- _DIRECTIONS FOR THIS TASK_: The task calls for every entry to be printed word for word, without the images.

[[ EXTRACTED DATA, beginning ]]

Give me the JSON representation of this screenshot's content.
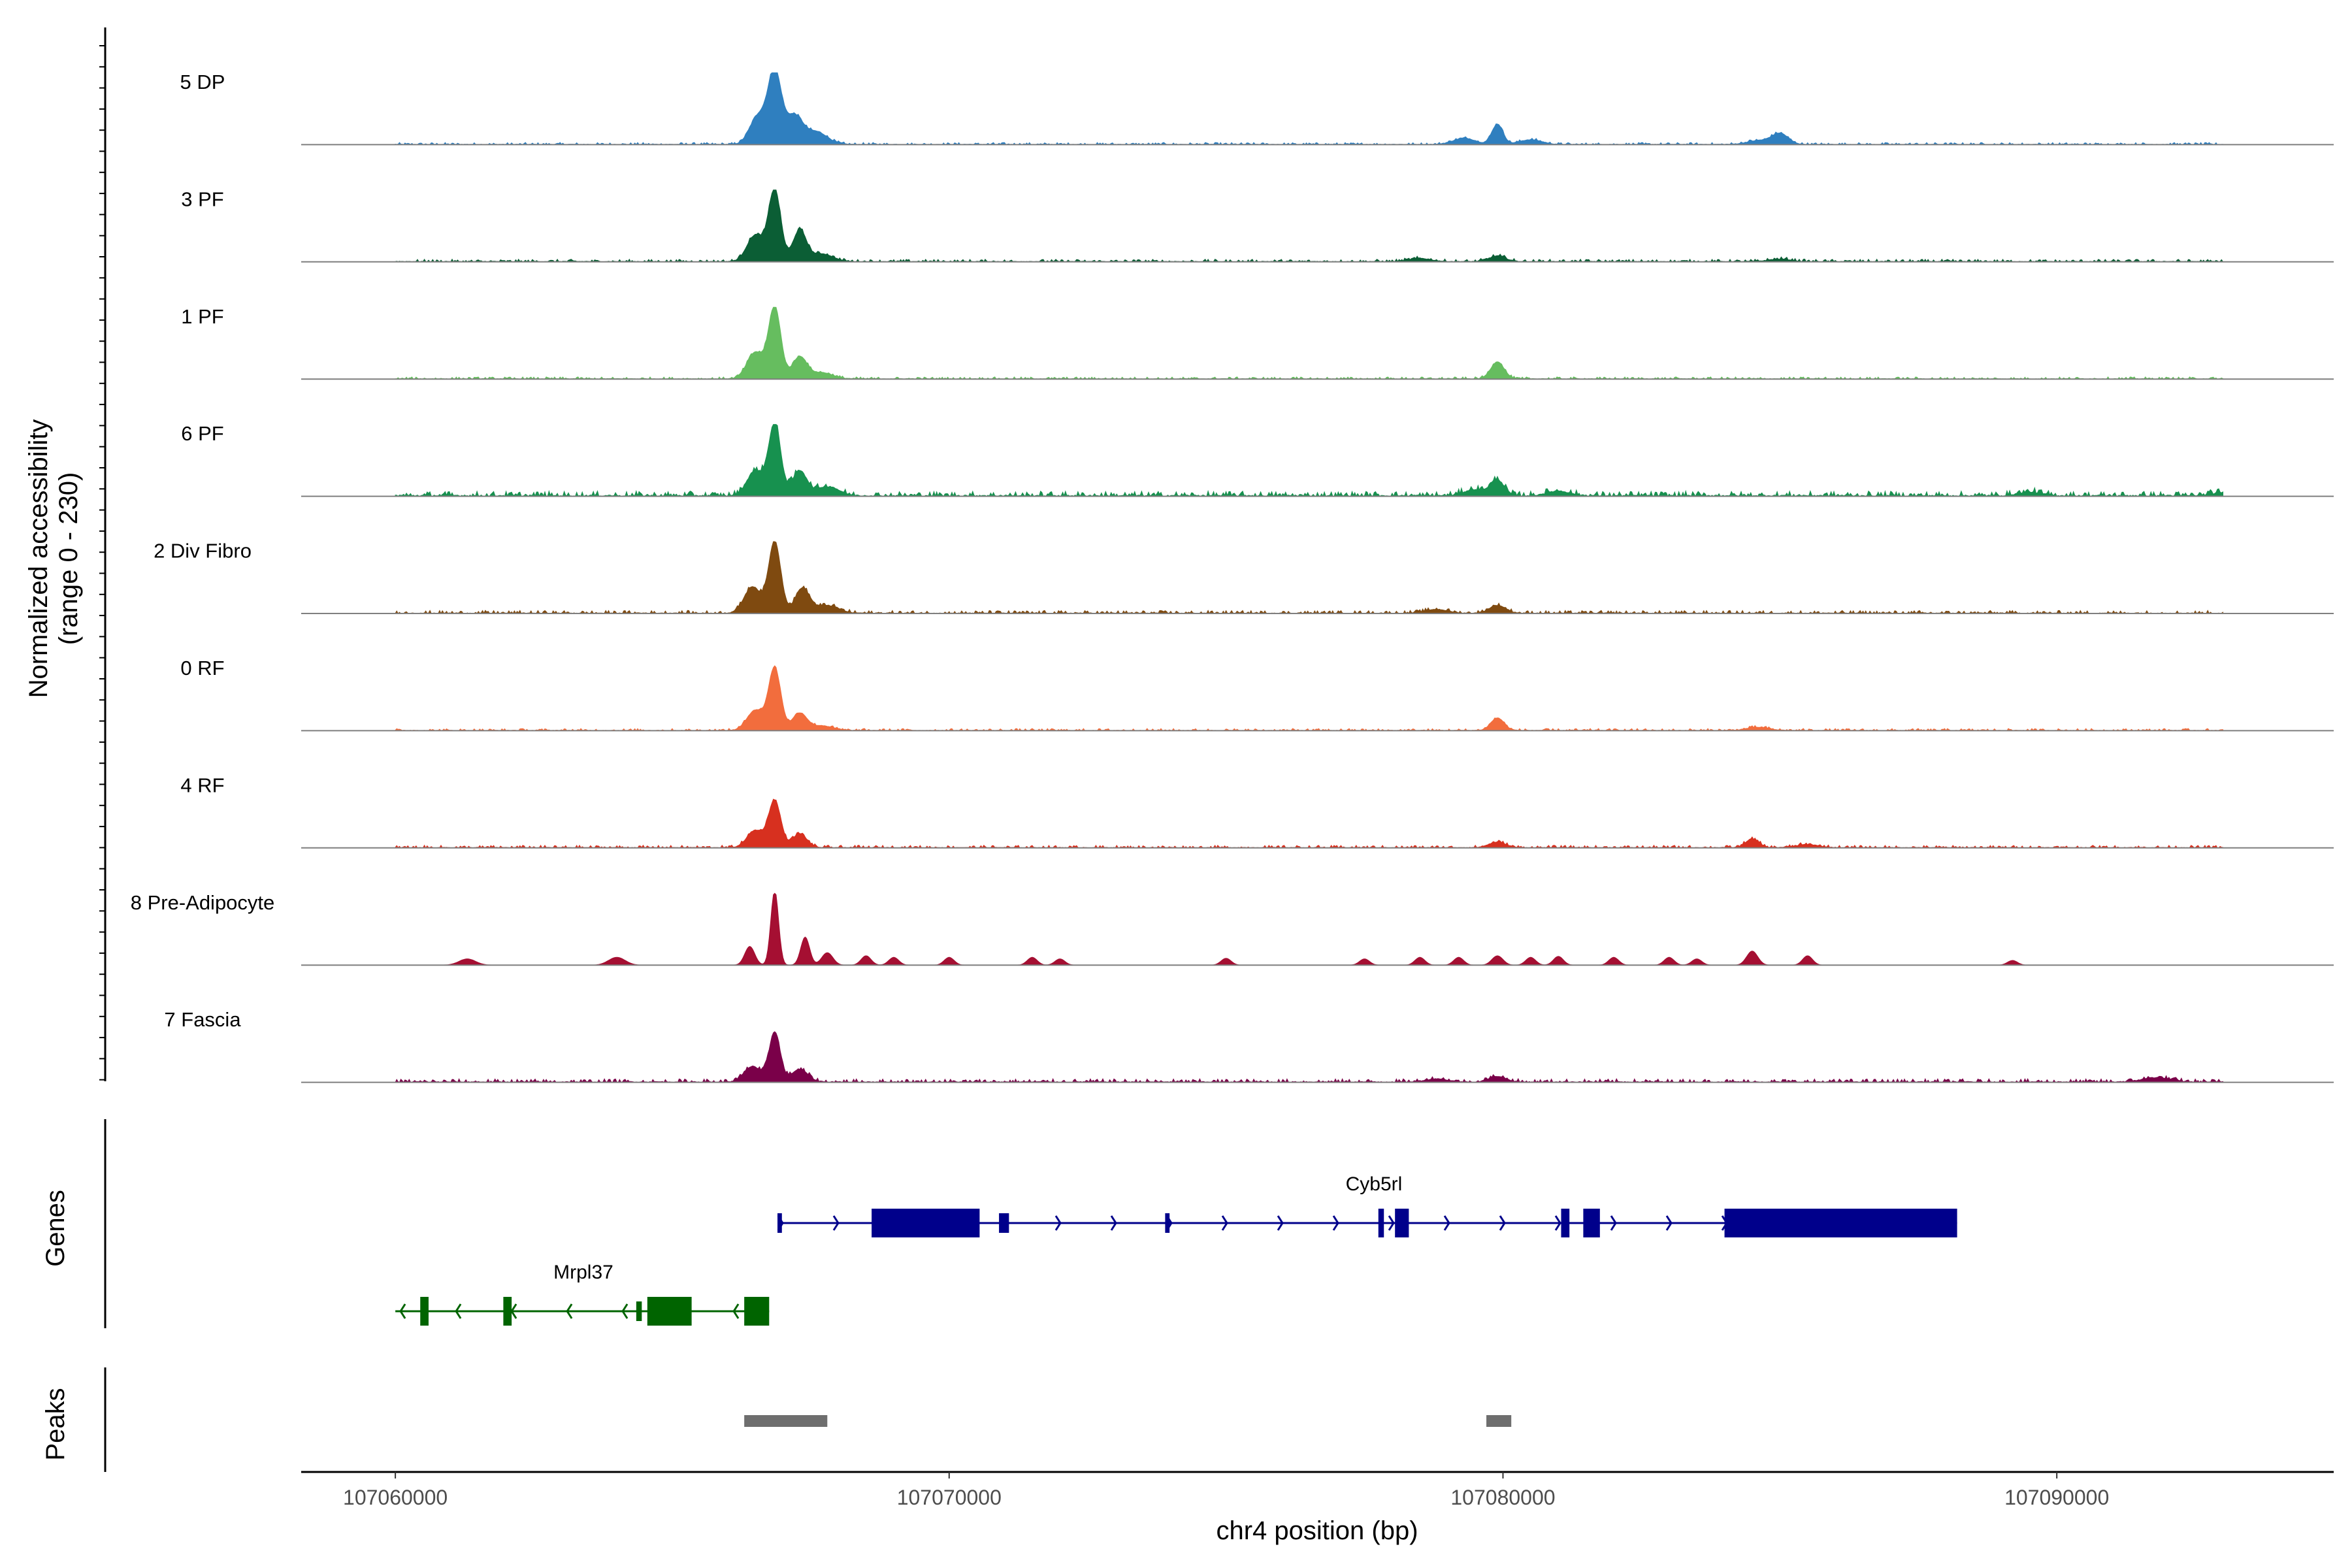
{
  "chart_data": {
    "type": "area",
    "ylabel_line1": "Normalized accessibility",
    "ylabel_line2": "(range 0 - 230)",
    "xlabel": "chr4 position (bp)",
    "xlim": [
      107058300,
      107095000
    ],
    "ylim": [
      0,
      230
    ],
    "x_ticks": [
      107060000,
      107070000,
      107080000,
      107090000
    ],
    "x_tick_labels": [
      "107060000",
      "107070000",
      "107080000",
      "107090000"
    ],
    "track_range": [
      107060000,
      107093000
    ],
    "gene_track_label": "Genes",
    "peak_track_label": "Peaks",
    "series": [
      {
        "name": "5 DP",
        "color": "#2f7fbf",
        "noise": 2.5,
        "peaks": [
          [
            107066850,
            230,
            120
          ],
          [
            107066550,
            90,
            150
          ],
          [
            107067200,
            90,
            150
          ],
          [
            107067600,
            40,
            200
          ],
          [
            107079900,
            65,
            100
          ],
          [
            107079300,
            20,
            200
          ],
          [
            107080500,
            15,
            200
          ],
          [
            107085000,
            35,
            150
          ],
          [
            107084600,
            12,
            200
          ]
        ]
      },
      {
        "name": "3 PF",
        "color": "#0b5e35",
        "noise": 3,
        "peaks": [
          [
            107066850,
            230,
            110
          ],
          [
            107066500,
            85,
            150
          ],
          [
            107067300,
            100,
            120
          ],
          [
            107067700,
            25,
            200
          ],
          [
            107079900,
            18,
            150
          ],
          [
            107078500,
            10,
            200
          ],
          [
            107085000,
            8,
            200
          ]
        ]
      },
      {
        "name": "1 PF",
        "color": "#66bd5f",
        "noise": 2.5,
        "peaks": [
          [
            107066850,
            230,
            110
          ],
          [
            107066500,
            85,
            150
          ],
          [
            107067300,
            70,
            130
          ],
          [
            107067700,
            20,
            200
          ],
          [
            107079900,
            55,
            120
          ]
        ]
      },
      {
        "name": "6 PF",
        "color": "#17914f",
        "noise": 6,
        "peaks": [
          [
            107066850,
            230,
            110
          ],
          [
            107066500,
            80,
            150
          ],
          [
            107067300,
            80,
            130
          ],
          [
            107067800,
            30,
            200
          ],
          [
            107079900,
            50,
            120
          ],
          [
            107079500,
            20,
            200
          ],
          [
            107081000,
            15,
            200
          ],
          [
            107089500,
            12,
            200
          ],
          [
            107093000,
            10,
            200
          ]
        ]
      },
      {
        "name": "2 Div Fibro",
        "color": "#7f4a10",
        "noise": 3.5,
        "peaks": [
          [
            107066850,
            230,
            110
          ],
          [
            107066450,
            85,
            150
          ],
          [
            107067350,
            80,
            130
          ],
          [
            107067800,
            25,
            200
          ],
          [
            107079900,
            25,
            150
          ],
          [
            107078800,
            12,
            200
          ]
        ]
      },
      {
        "name": "0 RF",
        "color": "#f26d3d",
        "noise": 2.5,
        "peaks": [
          [
            107066850,
            200,
            110
          ],
          [
            107066500,
            65,
            150
          ],
          [
            107067300,
            55,
            130
          ],
          [
            107067700,
            15,
            200
          ],
          [
            107079900,
            40,
            120
          ],
          [
            107084600,
            10,
            200
          ]
        ]
      },
      {
        "name": "4 RF",
        "color": "#d7301f",
        "noise": 3,
        "peaks": [
          [
            107066850,
            150,
            110
          ],
          [
            107066500,
            55,
            150
          ],
          [
            107067300,
            45,
            130
          ],
          [
            107079900,
            18,
            150
          ],
          [
            107084500,
            28,
            120
          ],
          [
            107085500,
            10,
            200
          ]
        ]
      },
      {
        "name": "8 Pre-Adipocyte",
        "color": "#a50f32",
        "noise": 0,
        "peaks": [
          [
            107066850,
            240,
            70
          ],
          [
            107066400,
            60,
            90
          ],
          [
            107067400,
            90,
            80
          ],
          [
            107067800,
            40,
            100
          ],
          [
            107064000,
            25,
            150
          ],
          [
            107061300,
            20,
            150
          ],
          [
            107068500,
            30,
            90
          ],
          [
            107069000,
            25,
            90
          ],
          [
            107070000,
            25,
            90
          ],
          [
            107071500,
            25,
            90
          ],
          [
            107072000,
            20,
            90
          ],
          [
            107075000,
            22,
            90
          ],
          [
            107077500,
            20,
            90
          ],
          [
            107078500,
            25,
            90
          ],
          [
            107079200,
            25,
            90
          ],
          [
            107079900,
            30,
            100
          ],
          [
            107080500,
            25,
            90
          ],
          [
            107081000,
            28,
            90
          ],
          [
            107082000,
            25,
            90
          ],
          [
            107083000,
            25,
            90
          ],
          [
            107083500,
            20,
            90
          ],
          [
            107084500,
            45,
            100
          ],
          [
            107085500,
            30,
            90
          ],
          [
            107089200,
            15,
            90
          ]
        ]
      },
      {
        "name": "7 Fascia",
        "color": "#7a0049",
        "noise": 4,
        "peaks": [
          [
            107066850,
            160,
            100
          ],
          [
            107066450,
            50,
            150
          ],
          [
            107067300,
            40,
            150
          ],
          [
            107079900,
            18,
            150
          ],
          [
            107078800,
            10,
            200
          ],
          [
            107091800,
            14,
            250
          ]
        ]
      }
    ],
    "genes": [
      {
        "name": "Cyb5rl",
        "strand": "+",
        "color": "#00008b",
        "start": 107066900,
        "end": 107088200,
        "exons": [
          [
            107066900,
            107066980
          ],
          [
            107068600,
            107070550
          ],
          [
            107070900,
            107071080
          ],
          [
            107073900,
            107073980
          ],
          [
            107077750,
            107077850
          ],
          [
            107078050,
            107078300
          ],
          [
            107081050,
            107081200
          ],
          [
            107081450,
            107081750
          ],
          [
            107084000,
            107088200
          ]
        ],
        "thick_exons": [
          1,
          4,
          5,
          6,
          7,
          8
        ]
      },
      {
        "name": "Mrpl37",
        "strand": "-",
        "color": "#006400",
        "start": 107060000,
        "end": 107066750,
        "exons": [
          [
            107060450,
            107060600
          ],
          [
            107061950,
            107062100
          ],
          [
            107064350,
            107064450
          ],
          [
            107064550,
            107065350
          ],
          [
            107066300,
            107066750
          ]
        ],
        "thick_exons": [
          0,
          1,
          3,
          4
        ]
      }
    ],
    "peaks": [
      [
        107066300,
        107067800
      ],
      [
        107079700,
        107080150
      ]
    ]
  }
}
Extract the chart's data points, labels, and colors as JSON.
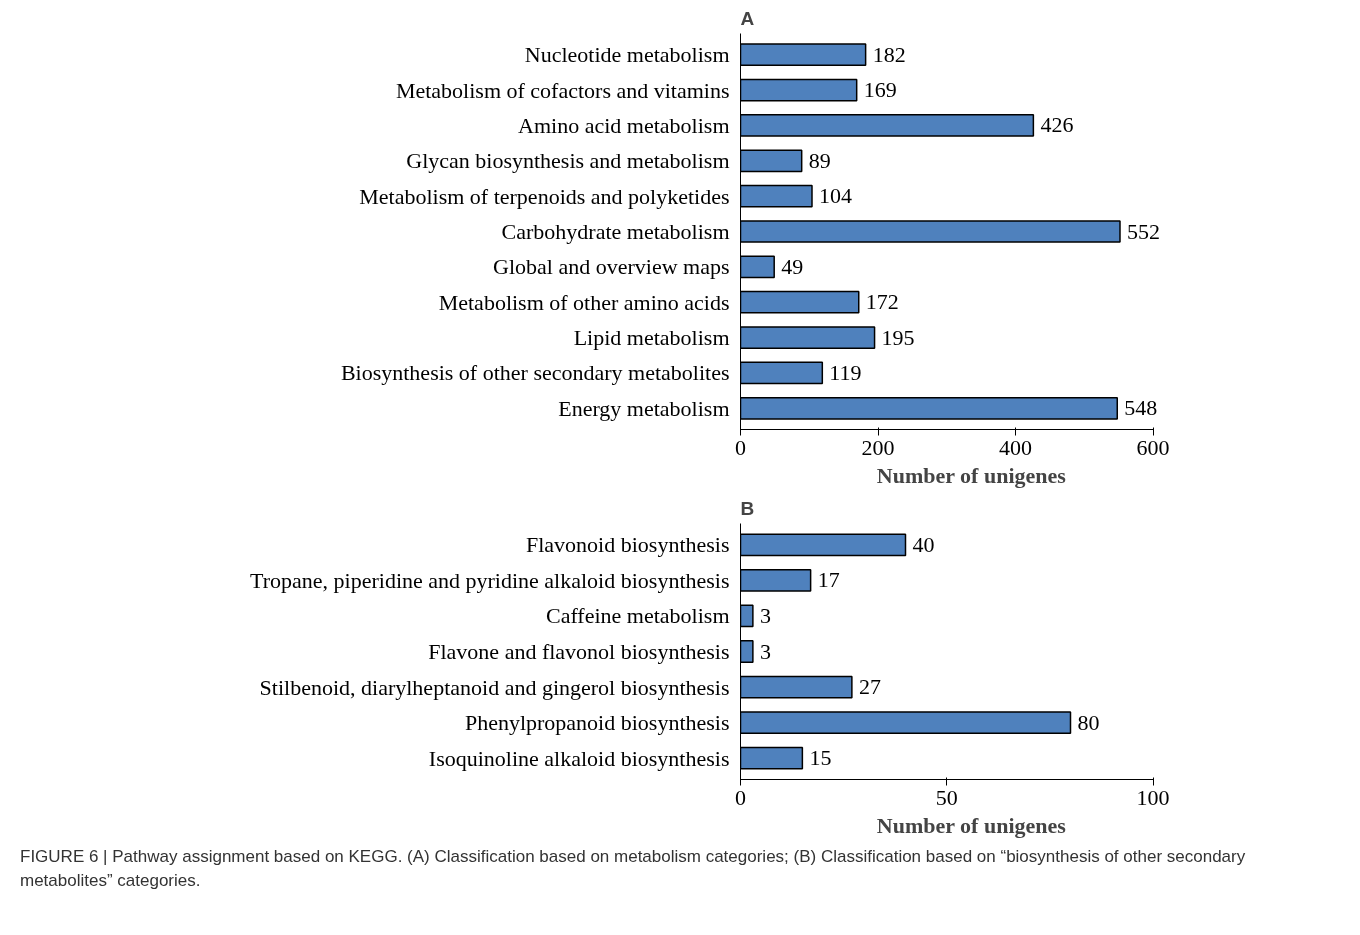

[[ EXTRACTED DATA, end ]]

- _TASK RESPONSE_:
Give me the JSON representation of this screenshot's content.
{
  "chart_data": {
    "type": "area",
    "ylabel_line1": "Normalized accessibility",
    "ylabel_line2": "(range 0 - 230)",
    "xlabel": "chr4 position (bp)",
    "xlim": [
      107058300,
      107095000
    ],
    "ylim": [
      0,
      230
    ],
    "x_ticks": [
      107060000,
      107070000,
      107080000,
      107090000
    ],
    "x_tick_labels": [
      "107060000",
      "107070000",
      "107080000",
      "107090000"
    ],
    "track_range": [
      107060000,
      107093000
    ],
    "gene_track_label": "Genes",
    "peak_track_label": "Peaks",
    "series": [
      {
        "name": "5 DP",
        "color": "#2f7fbf",
        "noise": 2.5,
        "peaks": [
          [
            107066850,
            230,
            120
          ],
          [
            107066550,
            90,
            150
          ],
          [
            107067200,
            90,
            150
          ],
          [
            107067600,
            40,
            200
          ],
          [
            107079900,
            65,
            100
          ],
          [
            107079300,
            20,
            200
          ],
          [
            107080500,
            15,
            200
          ],
          [
            107085000,
            35,
            150
          ],
          [
            107084600,
            12,
            200
          ]
        ]
      },
      {
        "name": "3 PF",
        "color": "#0b5e35",
        "noise": 3,
        "peaks": [
          [
            107066850,
            230,
            110
          ],
          [
            107066500,
            85,
            150
          ],
          [
            107067300,
            100,
            120
          ],
          [
            107067700,
            25,
            200
          ],
          [
            107079900,
            18,
            150
          ],
          [
            107078500,
            10,
            200
          ],
          [
            107085000,
            8,
            200
          ]
        ]
      },
      {
        "name": "1 PF",
        "color": "#66bd5f",
        "noise": 2.5,
        "peaks": [
          [
            107066850,
            230,
            110
          ],
          [
            107066500,
            85,
            150
          ],
          [
            107067300,
            70,
            130
          ],
          [
            107067700,
            20,
            200
          ],
          [
            107079900,
            55,
            120
          ]
        ]
      },
      {
        "name": "6 PF",
        "color": "#17914f",
        "noise": 6,
        "peaks": [
          [
            107066850,
            230,
            110
          ],
          [
            107066500,
            80,
            150
          ],
          [
            107067300,
            80,
            130
          ],
          [
            107067800,
            30,
            200
          ],
          [
            107079900,
            50,
            120
          ],
          [
            107079500,
            20,
            200
          ],
          [
            107081000,
            15,
            200
          ],
          [
            107089500,
            12,
            200
          ],
          [
            107093000,
            10,
            200
          ]
        ]
      },
      {
        "name": "2 Div Fibro",
        "color": "#7f4a10",
        "noise": 3.5,
        "peaks": [
          [
            107066850,
            230,
            110
          ],
          [
            107066450,
            85,
            150
          ],
          [
            107067350,
            80,
            130
          ],
          [
            107067800,
            25,
            200
          ],
          [
            107079900,
            25,
            150
          ],
          [
            107078800,
            12,
            200
          ]
        ]
      },
      {
        "name": "0 RF",
        "color": "#f26d3d",
        "noise": 2.5,
        "peaks": [
          [
            107066850,
            200,
            110
          ],
          [
            107066500,
            65,
            150
          ],
          [
            107067300,
            55,
            130
          ],
          [
            107067700,
            15,
            200
          ],
          [
            107079900,
            40,
            120
          ],
          [
            107084600,
            10,
            200
          ]
        ]
      },
      {
        "name": "4 RF",
        "color": "#d7301f",
        "noise": 3,
        "peaks": [
          [
            107066850,
            150,
            110
          ],
          [
            107066500,
            55,
            150
          ],
          [
            107067300,
            45,
            130
          ],
          [
            107079900,
            18,
            150
          ],
          [
            107084500,
            28,
            120
          ],
          [
            107085500,
            10,
            200
          ]
        ]
      },
      {
        "name": "8 Pre-Adipocyte",
        "color": "#a50f32",
        "noise": 0,
        "peaks": [
          [
            107066850,
            240,
            70
          ],
          [
            107066400,
            60,
            90
          ],
          [
            107067400,
            90,
            80
          ],
          [
            107067800,
            40,
            100
          ],
          [
            107064000,
            25,
            150
          ],
          [
            107061300,
            20,
            150
          ],
          [
            107068500,
            30,
            90
          ],
          [
            107069000,
            25,
            90
          ],
          [
            107070000,
            25,
            90
          ],
          [
            107071500,
            25,
            90
          ],
          [
            107072000,
            20,
            90
          ],
          [
            107075000,
            22,
            90
          ],
          [
            107077500,
            20,
            90
          ],
          [
            107078500,
            25,
            90
          ],
          [
            107079200,
            25,
            90
          ],
          [
            107079900,
            30,
            100
          ],
          [
            107080500,
            25,
            90
          ],
          [
            107081000,
            28,
            90
          ],
          [
            107082000,
            25,
            90
          ],
          [
            107083000,
            25,
            90
          ],
          [
            107083500,
            20,
            90
          ],
          [
            107084500,
            45,
            100
          ],
          [
            107085500,
            30,
            90
          ],
          [
            107089200,
            15,
            90
          ]
        ]
      },
      {
        "name": "7 Fascia",
        "color": "#7a0049",
        "noise": 4,
        "peaks": [
          [
            107066850,
            160,
            100
          ],
          [
            107066450,
            50,
            150
          ],
          [
            107067300,
            40,
            150
          ],
          [
            107079900,
            18,
            150
          ],
          [
            107078800,
            10,
            200
          ],
          [
            107091800,
            14,
            250
          ]
        ]
      }
    ],
    "genes": [
      {
        "name": "Cyb5rl",
        "strand": "+",
        "color": "#00008b",
        "start": 107066900,
        "end": 107088200,
        "exons": [
          [
            107066900,
            107066980
          ],
          [
            107068600,
            107070550
          ],
          [
            107070900,
            107071080
          ],
          [
            107073900,
            107073980
          ],
          [
            107077750,
            107077850
          ],
          [
            107078050,
            107078300
          ],
          [
            107081050,
            107081200
          ],
          [
            107081450,
            107081750
          ],
          [
            107084000,
            107088200
          ]
        ],
        "thick_exons": [
          1,
          4,
          5,
          6,
          7,
          8
        ]
      },
      {
        "name": "Mrpl37",
        "strand": "-",
        "color": "#006400",
        "start": 107060000,
        "end": 107066750,
        "exons": [
          [
            107060450,
            107060600
          ],
          [
            107061950,
            107062100
          ],
          [
            107064350,
            107064450
          ],
          [
            107064550,
            107065350
          ],
          [
            107066300,
            107066750
          ]
        ],
        "thick_exons": [
          0,
          1,
          3,
          4
        ]
      }
    ],
    "peaks": [
      [
        107066300,
        107067800
      ],
      [
        107079700,
        107080150
      ]
    ]
  }
}
Extract the chart's data points, labels, and colors as JSON.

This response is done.